* **Problem requirements**:
State how many lines in the listing below include the word "refundacji". Give nothing but the number.

* **Dataset excerpts**:
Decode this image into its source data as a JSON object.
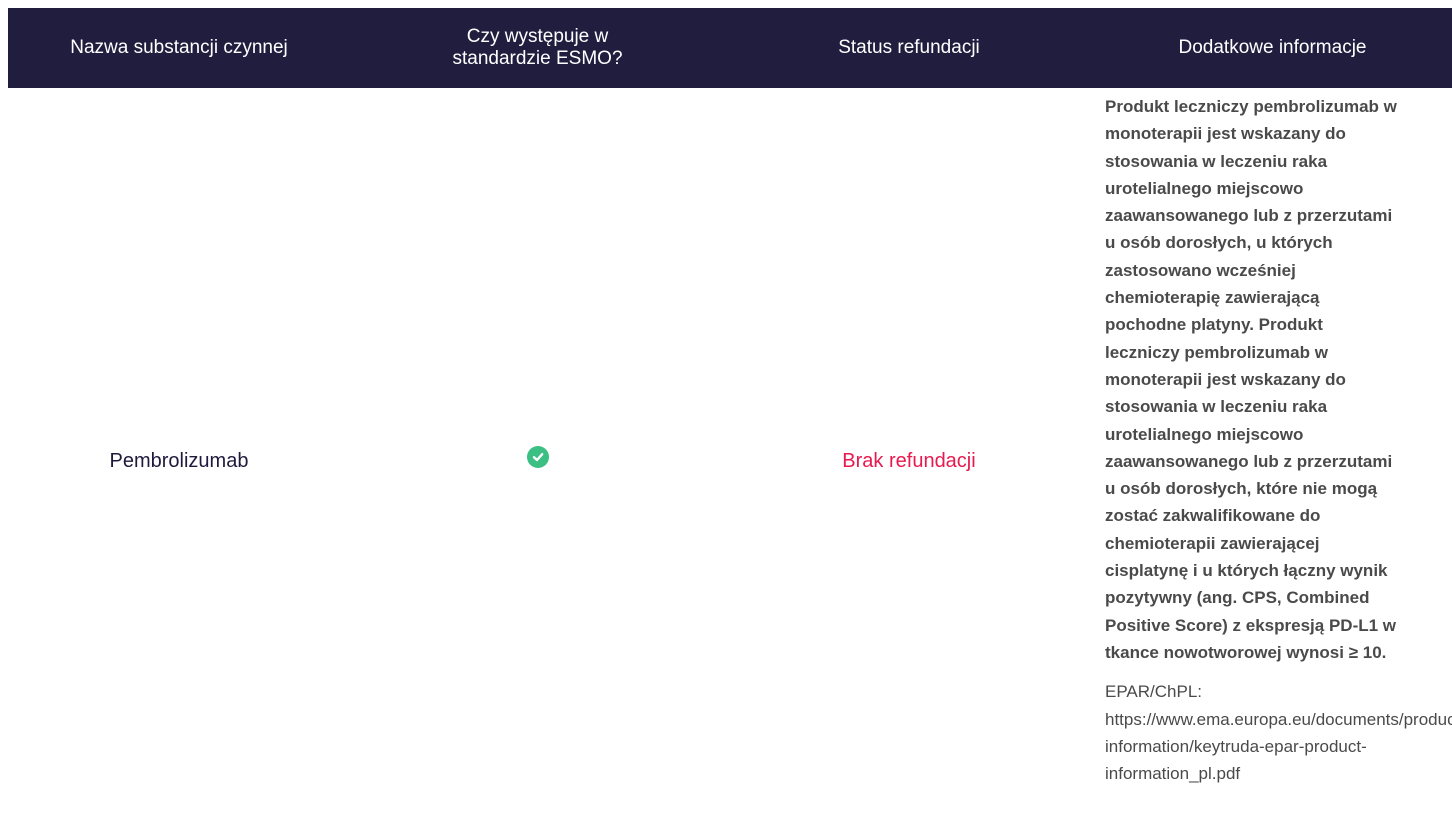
{
  "table": {
    "headers": [
      "Nazwa substancji czynnej",
      "Czy występuje w\nstandardzie ESMO?",
      "Status refundacji",
      "Dodatkowe informacje"
    ],
    "row": {
      "name": "Pembrolizumab",
      "esmo_icon": "check-circle-icon",
      "esmo_value": "Tak",
      "status": "Brak refundacji",
      "info_text": "Produkt leczniczy pembrolizumab w\nmonoterapii jest wskazany do\nstosowania w leczeniu raka\nurotelialnego miejscowo\nzaawansowanego lub z przerzutami\nu osób dorosłych, u których\nzastosowano wcześniej\nchemioterapię zawierającą\npochodne platyny. Produkt\nleczniczy pembrolizumab w\nmonoterapii jest wskazany do\nstosowania w leczeniu raka\nurotelialnego miejscowo\nzaawansowanego lub z przerzutami\nu osób dorosłych, które nie mogą\nzostać zakwalifikowane do\nchemioterapii zawierającej\ncisplatynę i u których łączny wynik\npozytywny (ang. CPS, Combined\nPositive Score) z ekspresją PD-L1 w\ntkance nowotworowej wynosi ≥ 10.",
      "epar_text": "EPAR/ChPL:\nhttps://www.ema.europa.eu/documents/product-\ninformation/keytruda-epar-product-\ninformation_pl.pdf"
    }
  },
  "colors": {
    "header_bg": "#211d3f",
    "status_red": "#e8194f",
    "check_green": "#3bbf82"
  }
}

* **Exercise answer**:
2